_SOURCE EXTRACT_
News & Politics

Best of Baltimore: Eight other good reasons to visit

Bowling, fine dining, and sleepovers at the National Aquarium are among our picks

Bolton Hill
One of Baltimore’s most genteel urban neighborhood, just northwest of Mount Vernon, was a Jazz Age gin belt and former home to Woodrow Wilson and F. Scott Fitzgerald. It’s a great place to stroll, especially when the wisteria vines explode with violet blooms in spring. The neighborhood gets a dash of youthful vigor from Maryland Institute College of Art students—they’re the ones sporting green hair and canvases tucked under their arms. Historic homes are marked with blue signs indicating who lived in them. Sidewalk tables surround B Bistro (1501 Bolton St.; 410-383-8600), which serves dinner and a popular Sunday brunch. The more adventurous can join the arty-meets-biker crowd in the shadowy confines of the Mount Royal Tavern (1204 W. Mount Royal Ave.; 410-669-6686) whose bar rail has bustled since the end of Prohibition. Look up to enjoy an impressive homage to the Sistine Chapel.

Patterson Bowling Center
Legend has it that duckpin bowling—which uses small balls without finger holes and squat pins that scatter like frightened ducks when struck—was born in Baltimore around 1900. Orioles greats John McGraw and Wilbert Robinson are often credited with inventing this downsized variant of tenpin bowling. Though duckpin has spread to DC and as far as Indiana, Baltimore has long been its main domain. The bi-level Patterson Bowling Center opened in 1927 and is the oldest still-operating duckpin house in the country. The old alley sports an automated scoring system today, but the atmosphere remains historic and homespun. Just don’t forget—you get three balls per frame, not just two, and it’s BYOB.
2105 Eastern Ave.; 410-675-1011.

Woodberry Kitchen
At this out-of-the-way spot—the only Baltimore restaurant to make The Washingtonian’s 100 Very Best Restaurants list this year—the servers are casual-cool and the vibe happy and relaxed. The menu features comfort foodie fare such as chips and onion dip and a malt ice-cream sundae with marshmallow fluff. But the kitchen is dead serious about one thing: sourcing. Most ingredients—from Maryland shrimp to Eastern Shore blue cheese—are procured locally. You’ll find just as much care at the bar, where the excellent cocktails feature organic vodka and house-made ginger beer. It all adds up to a winning combination, and it shows: The place is slammed every night, so reservations are a must.
2010 Clipper Park Rd., Suite 126; 410-464-8000

Evergreen Museum & Library
Glimpses of the Gilded Age good life don’t come more engaging than this sprawling 19th-century mansion/museum under the aegis of Johns Hopkins University. Two generations of the railroad-baron Garrett family lived here, filling 48 rooms with some 50,000 pieces of art: paintings by Degas and Picasso, rare Asian porcelain, Tiffany glass, even a private theater designed by Léon Bakst. The paneled rare-books library looks right out of TV’s Downton Abbey. Hourly tours given six days a week; $8 adults.
4545 N. Charles St.; 410-516-0341.

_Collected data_
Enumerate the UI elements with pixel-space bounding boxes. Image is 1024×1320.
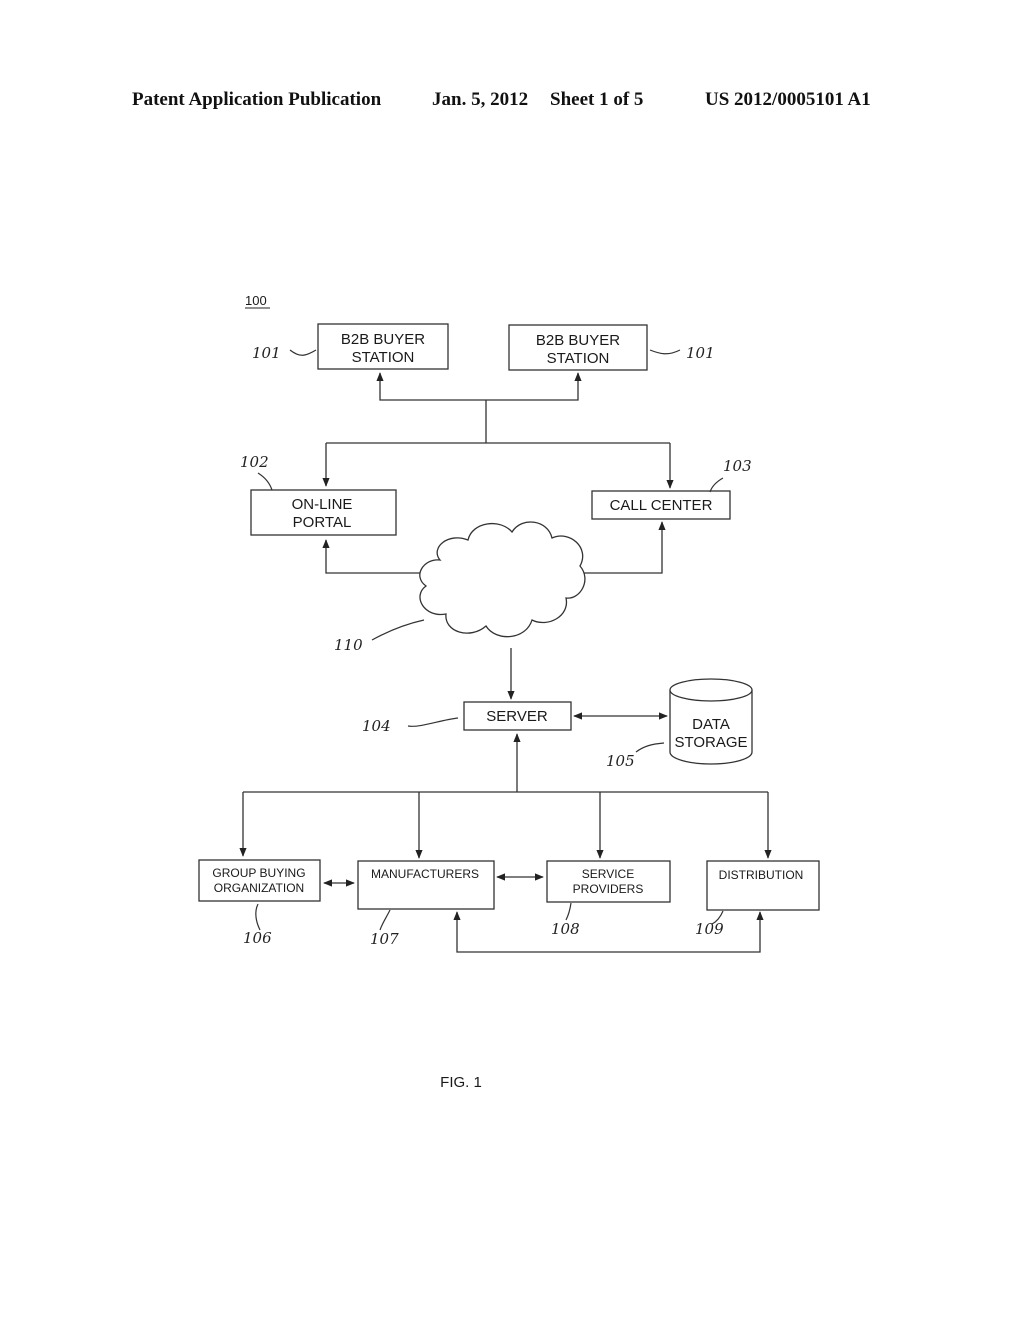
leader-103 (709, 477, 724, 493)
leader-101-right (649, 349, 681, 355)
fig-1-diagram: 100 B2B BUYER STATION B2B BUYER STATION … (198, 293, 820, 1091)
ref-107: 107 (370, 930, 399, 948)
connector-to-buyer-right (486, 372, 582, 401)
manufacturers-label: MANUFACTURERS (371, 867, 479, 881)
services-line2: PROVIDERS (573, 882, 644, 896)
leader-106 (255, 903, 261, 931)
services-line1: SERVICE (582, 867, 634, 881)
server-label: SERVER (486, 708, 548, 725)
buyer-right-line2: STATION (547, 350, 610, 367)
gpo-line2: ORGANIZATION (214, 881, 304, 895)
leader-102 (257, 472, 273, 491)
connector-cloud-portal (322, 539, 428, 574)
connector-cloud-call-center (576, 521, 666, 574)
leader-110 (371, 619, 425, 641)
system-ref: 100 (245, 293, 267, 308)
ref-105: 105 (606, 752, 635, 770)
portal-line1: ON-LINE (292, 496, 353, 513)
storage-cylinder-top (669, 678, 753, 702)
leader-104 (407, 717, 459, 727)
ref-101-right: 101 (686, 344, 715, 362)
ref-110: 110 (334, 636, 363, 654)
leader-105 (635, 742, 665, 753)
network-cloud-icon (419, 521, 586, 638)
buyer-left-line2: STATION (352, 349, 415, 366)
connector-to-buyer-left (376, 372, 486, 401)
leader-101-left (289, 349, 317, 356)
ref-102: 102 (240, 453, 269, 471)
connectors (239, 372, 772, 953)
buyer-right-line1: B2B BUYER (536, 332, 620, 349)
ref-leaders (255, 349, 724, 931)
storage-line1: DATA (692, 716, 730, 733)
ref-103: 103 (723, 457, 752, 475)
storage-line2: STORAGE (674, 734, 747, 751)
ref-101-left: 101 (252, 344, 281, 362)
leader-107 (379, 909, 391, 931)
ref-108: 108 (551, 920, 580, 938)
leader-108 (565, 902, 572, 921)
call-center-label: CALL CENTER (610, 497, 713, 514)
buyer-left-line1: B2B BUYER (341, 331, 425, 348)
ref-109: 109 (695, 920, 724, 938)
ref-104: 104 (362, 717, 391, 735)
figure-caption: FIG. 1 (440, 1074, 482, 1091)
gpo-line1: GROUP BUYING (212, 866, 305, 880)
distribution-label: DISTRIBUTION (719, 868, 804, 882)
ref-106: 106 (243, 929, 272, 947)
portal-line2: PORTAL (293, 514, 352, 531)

_TASK SET_
(a) Give every street address that appears in the Baltimore guide.
(b) Carry on the Baltimore guide from its last line, writing the next pick in the same style.
The collected data has nothing to do with what you're asked to do here.

_ANSWERS BELOW_
(a)
1501 Bolton St.
1204 W. Mount Royal Ave.
2105 Eastern Ave.
2010 Clipper Park Rd., Suite 126
4545 N. Charles St.

(b)
Underwater Sleepovers
It’s not every day you get to sleep with a shark—or a dolphin, for that matter. The National Aquarium in Baltimore has two overnight programs that make it possible.

For the shark sleepover, you arrive as the aquarium closes and a guide leads you to the food-prep area, where you learn what sharks like to eat. Later, you hunker down in sleeping bags surrounded by shark tanks. There’s nothing quite like spending the night surrounded by these silent predators to stoke your appreciation—and healthy fear. The next morning at breakfast, a game of Jeopardy tests the group on what it learned the night before.

The overnight dolphin program includes reserved seating at one of the aquarium’s most popular events, called Our Ocean Planet: The New Dolphin Show. You meet with a dolphin trainer and take a behind-the-scenes tour of the aquarium. Later, you fall asleep inches from the underwater viewing area and are awakened with the antics of dolphins. After breakfast, you watch a demo session with the dolphins and their trainers.

Tickets for each overnight program is $94.95 per person and includes dinner and breakfast. Overnight guests must be at least eight years old and accompanied by an adult.
501 E. Pratt St.; 410- 576-3800.

Great Farmers Markets
It’s fun to wander through Baltimore’s farmers markets—their noisy stalls sell meat, bread, fish, fresh flowers, vegetables, and prepared food.

A few blocks from the Inner Harbor, Lexington Market has about 150 stalls. Locals invariably put the crabcakes at Faidley’s on their list of the best in the city—they feature hunks of sweet crab bound with a surprise ingredient: crushed saltines. Polock Johnny’s, which has been serving classic five- and seven-inch Polish sausages since the 1920s, is a lunchtime institution. And few leave the market without some Berger cookies, fudge-topped shortbread that strikes a tender pang of nostalgia in every Baltimorean’s heart.

Cross Street Market in Federal Hill is more compact and less hectic, with about two-dozen stalls. There’s always a long lunch line for Big Jim’s overstuffed sandwiches, including the Reuben Special.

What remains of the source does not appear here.